* **Task instructions**
Identify all lines of the data containing the string "content" and copy them.

━━━ Data shown

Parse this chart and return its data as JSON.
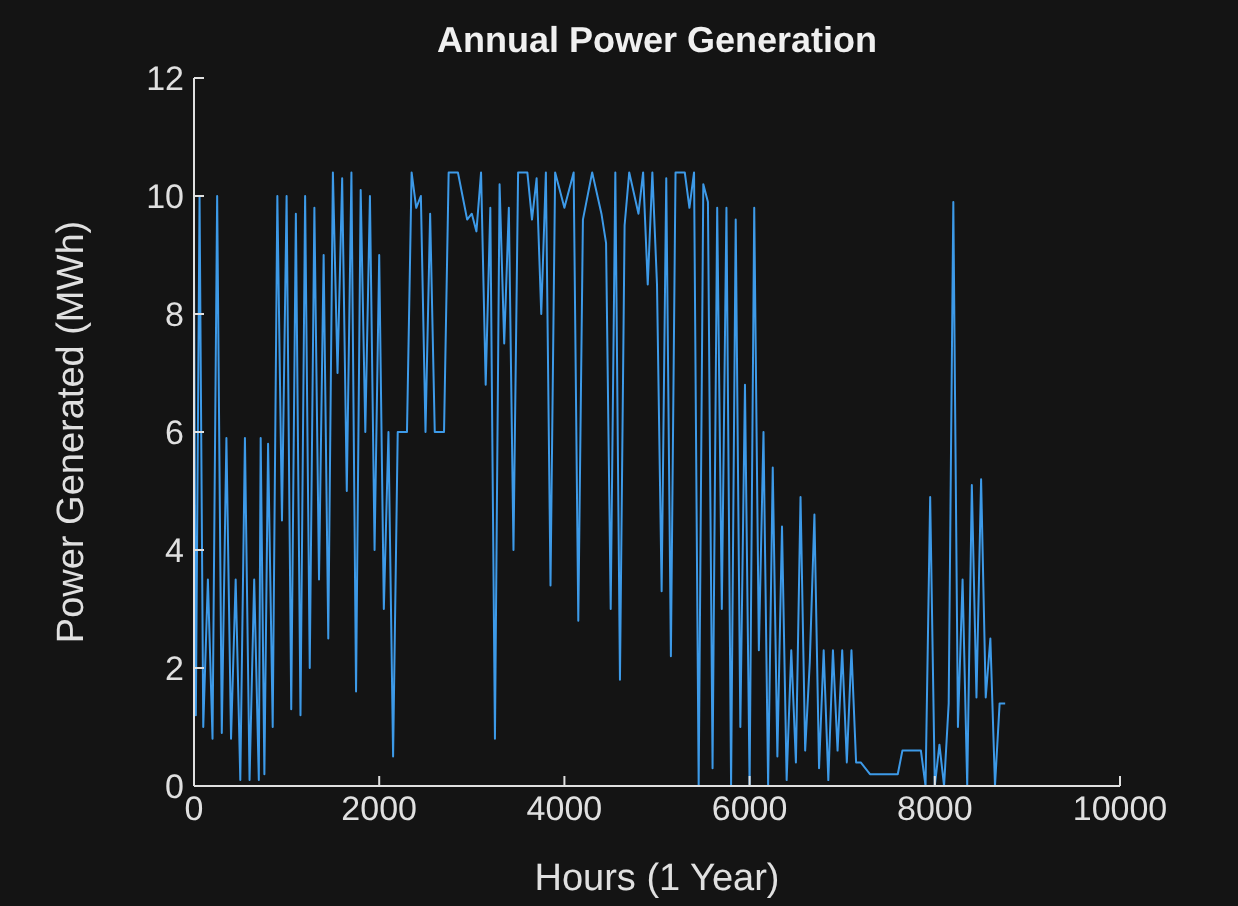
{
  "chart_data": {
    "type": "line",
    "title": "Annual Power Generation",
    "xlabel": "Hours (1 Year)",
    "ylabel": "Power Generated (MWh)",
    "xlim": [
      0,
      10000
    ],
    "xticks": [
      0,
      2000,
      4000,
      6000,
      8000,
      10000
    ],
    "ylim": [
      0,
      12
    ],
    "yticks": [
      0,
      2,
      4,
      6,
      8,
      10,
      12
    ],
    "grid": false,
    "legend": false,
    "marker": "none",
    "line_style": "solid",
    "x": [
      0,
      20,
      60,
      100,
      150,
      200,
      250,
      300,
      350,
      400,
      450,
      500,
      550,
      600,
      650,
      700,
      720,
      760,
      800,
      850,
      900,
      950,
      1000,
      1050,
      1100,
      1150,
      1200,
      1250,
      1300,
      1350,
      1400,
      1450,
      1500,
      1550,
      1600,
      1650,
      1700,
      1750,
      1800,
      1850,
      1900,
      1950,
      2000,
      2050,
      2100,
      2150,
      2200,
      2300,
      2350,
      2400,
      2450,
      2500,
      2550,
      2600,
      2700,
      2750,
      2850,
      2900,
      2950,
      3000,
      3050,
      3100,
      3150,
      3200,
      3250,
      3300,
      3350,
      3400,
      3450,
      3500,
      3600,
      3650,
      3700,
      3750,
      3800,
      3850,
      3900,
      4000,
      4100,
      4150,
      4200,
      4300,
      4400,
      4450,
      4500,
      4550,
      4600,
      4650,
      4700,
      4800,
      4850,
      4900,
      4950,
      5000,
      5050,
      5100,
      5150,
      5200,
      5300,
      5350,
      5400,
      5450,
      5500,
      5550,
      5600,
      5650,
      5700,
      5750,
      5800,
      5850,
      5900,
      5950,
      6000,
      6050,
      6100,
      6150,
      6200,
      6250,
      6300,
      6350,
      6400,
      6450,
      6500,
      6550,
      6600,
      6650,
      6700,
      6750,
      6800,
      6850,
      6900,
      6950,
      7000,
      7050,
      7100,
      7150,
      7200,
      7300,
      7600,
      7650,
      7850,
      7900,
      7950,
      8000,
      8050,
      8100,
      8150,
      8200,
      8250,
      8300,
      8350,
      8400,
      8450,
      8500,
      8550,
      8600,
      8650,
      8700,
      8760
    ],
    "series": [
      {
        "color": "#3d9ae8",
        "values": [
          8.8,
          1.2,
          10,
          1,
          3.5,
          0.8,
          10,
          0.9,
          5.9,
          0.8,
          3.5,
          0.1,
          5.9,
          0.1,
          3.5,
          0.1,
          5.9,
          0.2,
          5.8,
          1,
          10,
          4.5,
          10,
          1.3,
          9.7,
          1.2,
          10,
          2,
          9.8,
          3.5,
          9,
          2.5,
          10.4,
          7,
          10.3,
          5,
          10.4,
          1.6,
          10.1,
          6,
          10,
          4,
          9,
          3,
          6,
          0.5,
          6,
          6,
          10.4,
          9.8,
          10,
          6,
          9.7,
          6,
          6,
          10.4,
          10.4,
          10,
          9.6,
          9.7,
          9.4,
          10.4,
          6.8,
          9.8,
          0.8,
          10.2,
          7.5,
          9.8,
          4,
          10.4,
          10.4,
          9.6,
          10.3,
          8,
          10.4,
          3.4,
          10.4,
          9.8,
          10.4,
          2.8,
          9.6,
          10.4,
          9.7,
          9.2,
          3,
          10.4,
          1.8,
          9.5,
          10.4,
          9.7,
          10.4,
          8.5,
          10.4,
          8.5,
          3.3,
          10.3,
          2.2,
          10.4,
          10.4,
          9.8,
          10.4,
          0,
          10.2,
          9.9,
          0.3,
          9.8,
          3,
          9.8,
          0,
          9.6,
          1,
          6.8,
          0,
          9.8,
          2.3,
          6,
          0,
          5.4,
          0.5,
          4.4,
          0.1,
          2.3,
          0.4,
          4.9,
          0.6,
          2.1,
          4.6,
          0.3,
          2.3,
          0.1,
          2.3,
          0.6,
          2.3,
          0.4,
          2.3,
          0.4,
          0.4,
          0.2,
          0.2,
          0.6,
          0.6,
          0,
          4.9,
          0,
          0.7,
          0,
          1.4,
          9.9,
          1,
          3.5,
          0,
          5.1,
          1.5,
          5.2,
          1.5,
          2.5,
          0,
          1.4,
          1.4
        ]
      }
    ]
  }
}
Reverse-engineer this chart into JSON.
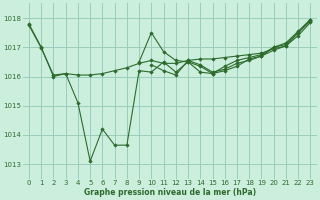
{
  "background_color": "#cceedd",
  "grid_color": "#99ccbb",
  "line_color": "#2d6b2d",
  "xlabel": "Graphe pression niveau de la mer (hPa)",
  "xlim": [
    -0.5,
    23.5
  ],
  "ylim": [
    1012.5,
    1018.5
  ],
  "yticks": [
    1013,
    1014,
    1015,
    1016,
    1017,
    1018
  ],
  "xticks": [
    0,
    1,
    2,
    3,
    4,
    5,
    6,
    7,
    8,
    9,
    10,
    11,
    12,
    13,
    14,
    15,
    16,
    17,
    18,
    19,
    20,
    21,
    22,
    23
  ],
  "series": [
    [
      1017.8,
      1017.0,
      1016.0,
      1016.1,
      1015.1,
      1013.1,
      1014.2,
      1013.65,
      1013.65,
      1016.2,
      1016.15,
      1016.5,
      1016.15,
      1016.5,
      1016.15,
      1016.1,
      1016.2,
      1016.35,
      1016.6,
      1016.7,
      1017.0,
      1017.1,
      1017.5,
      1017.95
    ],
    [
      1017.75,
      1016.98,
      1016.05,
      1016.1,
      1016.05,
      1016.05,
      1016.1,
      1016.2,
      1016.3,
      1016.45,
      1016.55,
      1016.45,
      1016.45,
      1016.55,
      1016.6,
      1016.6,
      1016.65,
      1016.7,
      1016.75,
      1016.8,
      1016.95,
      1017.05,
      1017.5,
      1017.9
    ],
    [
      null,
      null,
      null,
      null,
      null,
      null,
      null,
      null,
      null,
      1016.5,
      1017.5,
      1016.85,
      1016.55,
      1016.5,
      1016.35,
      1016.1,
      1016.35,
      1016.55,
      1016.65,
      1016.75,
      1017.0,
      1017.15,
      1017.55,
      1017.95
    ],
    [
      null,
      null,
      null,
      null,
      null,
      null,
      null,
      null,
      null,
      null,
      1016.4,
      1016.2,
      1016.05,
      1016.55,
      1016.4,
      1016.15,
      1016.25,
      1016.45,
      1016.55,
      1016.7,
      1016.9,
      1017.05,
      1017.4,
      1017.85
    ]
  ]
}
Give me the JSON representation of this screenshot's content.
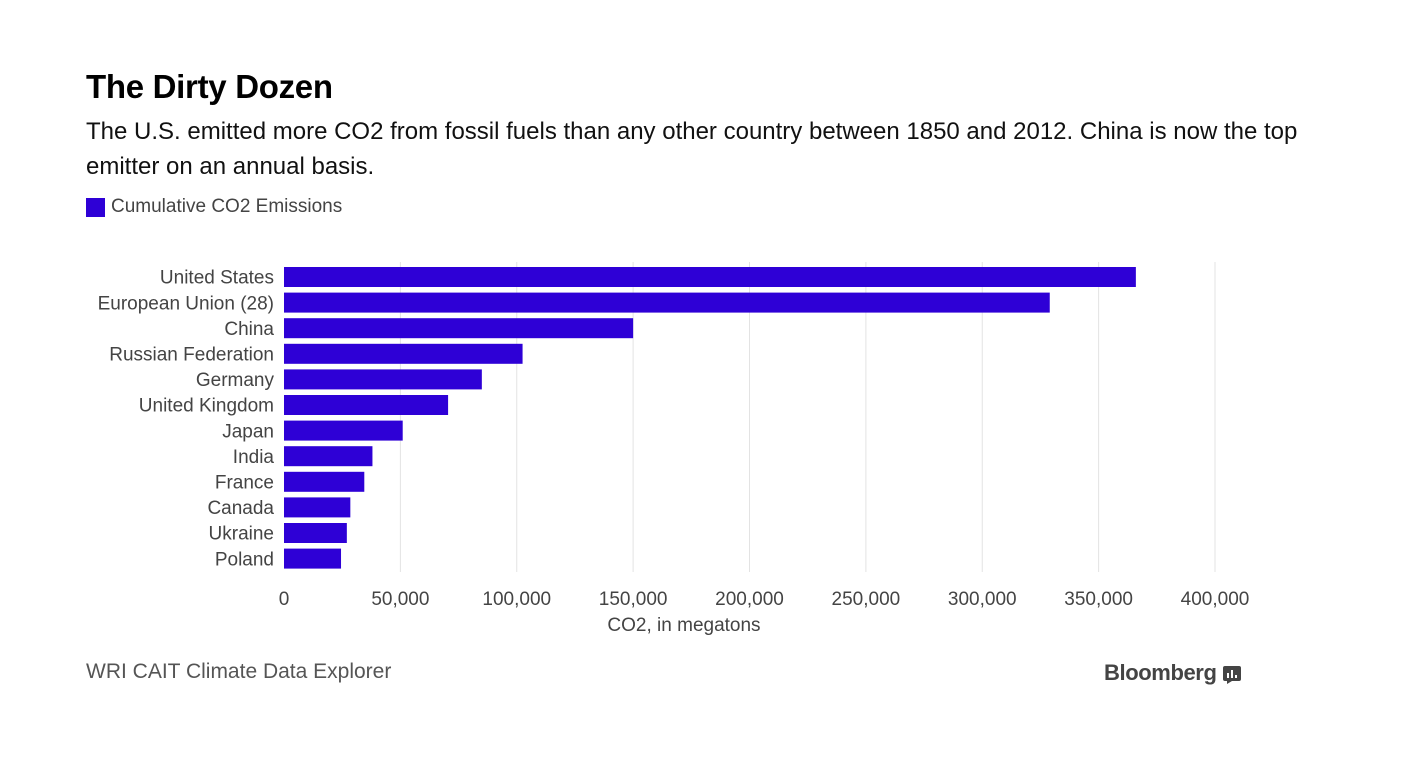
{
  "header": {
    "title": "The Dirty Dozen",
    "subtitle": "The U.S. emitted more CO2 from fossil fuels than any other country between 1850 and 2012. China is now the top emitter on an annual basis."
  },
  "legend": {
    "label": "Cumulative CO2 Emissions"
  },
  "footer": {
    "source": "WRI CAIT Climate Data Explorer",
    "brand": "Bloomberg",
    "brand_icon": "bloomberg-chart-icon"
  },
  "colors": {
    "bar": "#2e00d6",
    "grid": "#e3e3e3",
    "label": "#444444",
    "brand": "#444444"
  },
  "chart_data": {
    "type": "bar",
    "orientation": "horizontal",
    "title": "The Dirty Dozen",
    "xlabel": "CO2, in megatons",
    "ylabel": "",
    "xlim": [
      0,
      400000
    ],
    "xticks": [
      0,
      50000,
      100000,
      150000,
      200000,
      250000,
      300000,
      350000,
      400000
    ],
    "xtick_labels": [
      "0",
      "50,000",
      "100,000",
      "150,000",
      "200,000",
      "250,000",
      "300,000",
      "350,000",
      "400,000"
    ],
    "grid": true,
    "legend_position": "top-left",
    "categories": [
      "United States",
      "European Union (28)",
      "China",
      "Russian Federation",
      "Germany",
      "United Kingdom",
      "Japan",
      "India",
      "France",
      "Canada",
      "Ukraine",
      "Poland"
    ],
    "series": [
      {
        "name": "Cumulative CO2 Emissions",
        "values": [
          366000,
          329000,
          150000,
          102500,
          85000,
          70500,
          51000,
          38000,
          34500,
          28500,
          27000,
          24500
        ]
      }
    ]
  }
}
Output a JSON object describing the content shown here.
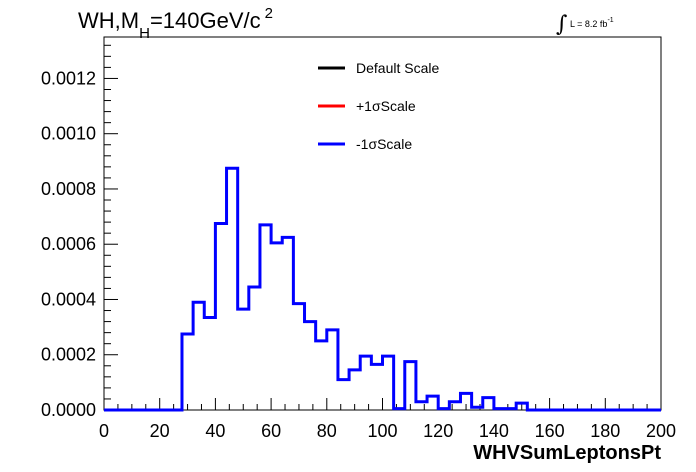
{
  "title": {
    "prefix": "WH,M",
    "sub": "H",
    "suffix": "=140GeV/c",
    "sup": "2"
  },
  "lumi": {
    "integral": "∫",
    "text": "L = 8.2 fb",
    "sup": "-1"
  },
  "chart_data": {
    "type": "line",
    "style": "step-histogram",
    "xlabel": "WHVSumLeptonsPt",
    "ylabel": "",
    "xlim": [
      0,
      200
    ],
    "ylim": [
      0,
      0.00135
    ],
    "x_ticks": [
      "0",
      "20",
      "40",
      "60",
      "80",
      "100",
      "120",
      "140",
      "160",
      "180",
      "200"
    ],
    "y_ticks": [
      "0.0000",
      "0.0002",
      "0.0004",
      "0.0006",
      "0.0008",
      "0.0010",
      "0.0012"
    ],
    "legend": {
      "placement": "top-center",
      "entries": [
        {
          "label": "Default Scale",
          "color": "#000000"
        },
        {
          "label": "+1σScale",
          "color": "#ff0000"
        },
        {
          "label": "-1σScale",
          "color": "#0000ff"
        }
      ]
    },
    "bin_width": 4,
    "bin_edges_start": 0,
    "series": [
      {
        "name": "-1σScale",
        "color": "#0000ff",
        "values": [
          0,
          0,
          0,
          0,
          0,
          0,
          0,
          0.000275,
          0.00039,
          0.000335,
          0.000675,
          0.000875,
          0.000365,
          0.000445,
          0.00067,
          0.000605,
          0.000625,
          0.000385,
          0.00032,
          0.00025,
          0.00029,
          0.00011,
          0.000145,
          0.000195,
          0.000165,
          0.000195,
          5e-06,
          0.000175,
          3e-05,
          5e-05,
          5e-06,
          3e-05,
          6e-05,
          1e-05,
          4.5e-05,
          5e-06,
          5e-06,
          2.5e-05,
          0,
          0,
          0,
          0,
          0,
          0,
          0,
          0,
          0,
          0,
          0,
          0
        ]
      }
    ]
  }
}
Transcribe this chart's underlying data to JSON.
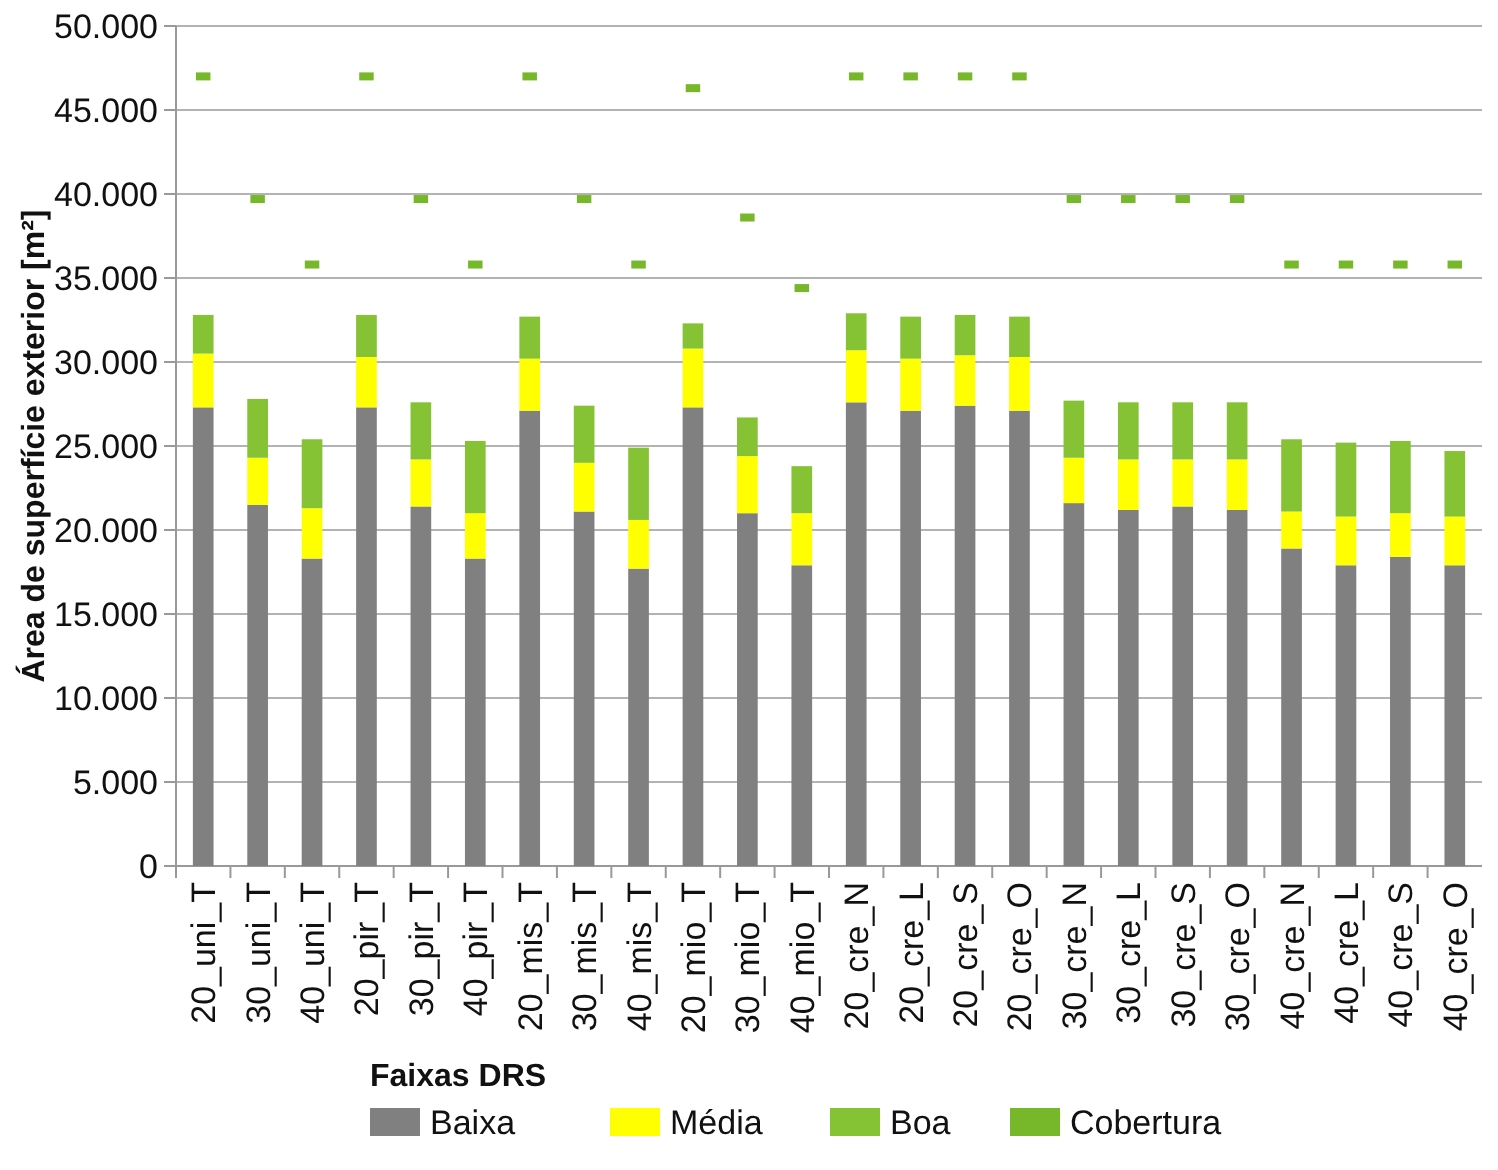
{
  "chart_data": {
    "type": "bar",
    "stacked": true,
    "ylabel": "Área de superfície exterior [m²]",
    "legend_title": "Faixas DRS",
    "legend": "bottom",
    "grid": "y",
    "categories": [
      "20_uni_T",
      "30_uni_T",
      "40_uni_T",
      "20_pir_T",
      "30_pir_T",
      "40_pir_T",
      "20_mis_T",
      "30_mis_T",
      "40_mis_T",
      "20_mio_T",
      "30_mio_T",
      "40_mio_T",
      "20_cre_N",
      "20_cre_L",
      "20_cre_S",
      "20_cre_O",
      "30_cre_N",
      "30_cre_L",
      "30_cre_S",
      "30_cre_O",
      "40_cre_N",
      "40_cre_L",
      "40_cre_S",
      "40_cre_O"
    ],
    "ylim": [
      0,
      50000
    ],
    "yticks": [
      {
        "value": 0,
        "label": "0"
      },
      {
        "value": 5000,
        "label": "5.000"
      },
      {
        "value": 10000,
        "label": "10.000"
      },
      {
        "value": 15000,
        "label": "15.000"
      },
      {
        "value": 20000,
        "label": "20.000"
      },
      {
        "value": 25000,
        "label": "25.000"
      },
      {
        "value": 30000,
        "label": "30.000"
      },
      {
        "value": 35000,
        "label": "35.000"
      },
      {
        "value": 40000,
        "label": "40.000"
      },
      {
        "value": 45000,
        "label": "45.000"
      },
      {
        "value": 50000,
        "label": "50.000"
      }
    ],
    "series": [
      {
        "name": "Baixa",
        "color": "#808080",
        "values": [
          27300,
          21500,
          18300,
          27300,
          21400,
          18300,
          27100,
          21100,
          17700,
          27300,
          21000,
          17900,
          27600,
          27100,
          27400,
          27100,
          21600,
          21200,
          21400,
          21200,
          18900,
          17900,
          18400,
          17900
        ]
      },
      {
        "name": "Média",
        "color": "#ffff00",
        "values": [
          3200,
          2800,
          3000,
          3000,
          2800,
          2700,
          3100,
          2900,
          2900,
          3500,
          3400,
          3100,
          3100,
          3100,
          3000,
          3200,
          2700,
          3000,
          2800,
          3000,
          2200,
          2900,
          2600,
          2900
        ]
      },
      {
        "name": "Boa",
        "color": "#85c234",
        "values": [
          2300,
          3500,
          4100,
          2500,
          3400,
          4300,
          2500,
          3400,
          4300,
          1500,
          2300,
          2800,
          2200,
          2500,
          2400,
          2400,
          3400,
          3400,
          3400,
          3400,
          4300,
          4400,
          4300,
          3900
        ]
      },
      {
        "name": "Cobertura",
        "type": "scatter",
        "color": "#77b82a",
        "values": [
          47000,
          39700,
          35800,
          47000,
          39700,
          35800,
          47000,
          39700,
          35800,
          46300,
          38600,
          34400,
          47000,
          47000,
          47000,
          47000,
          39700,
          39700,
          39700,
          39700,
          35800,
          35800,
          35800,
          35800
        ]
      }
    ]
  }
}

━━━━━━

* **Response to this task**
Give me the JSON representation of this screenshot's content.
Output a JSON object describing the content shown here.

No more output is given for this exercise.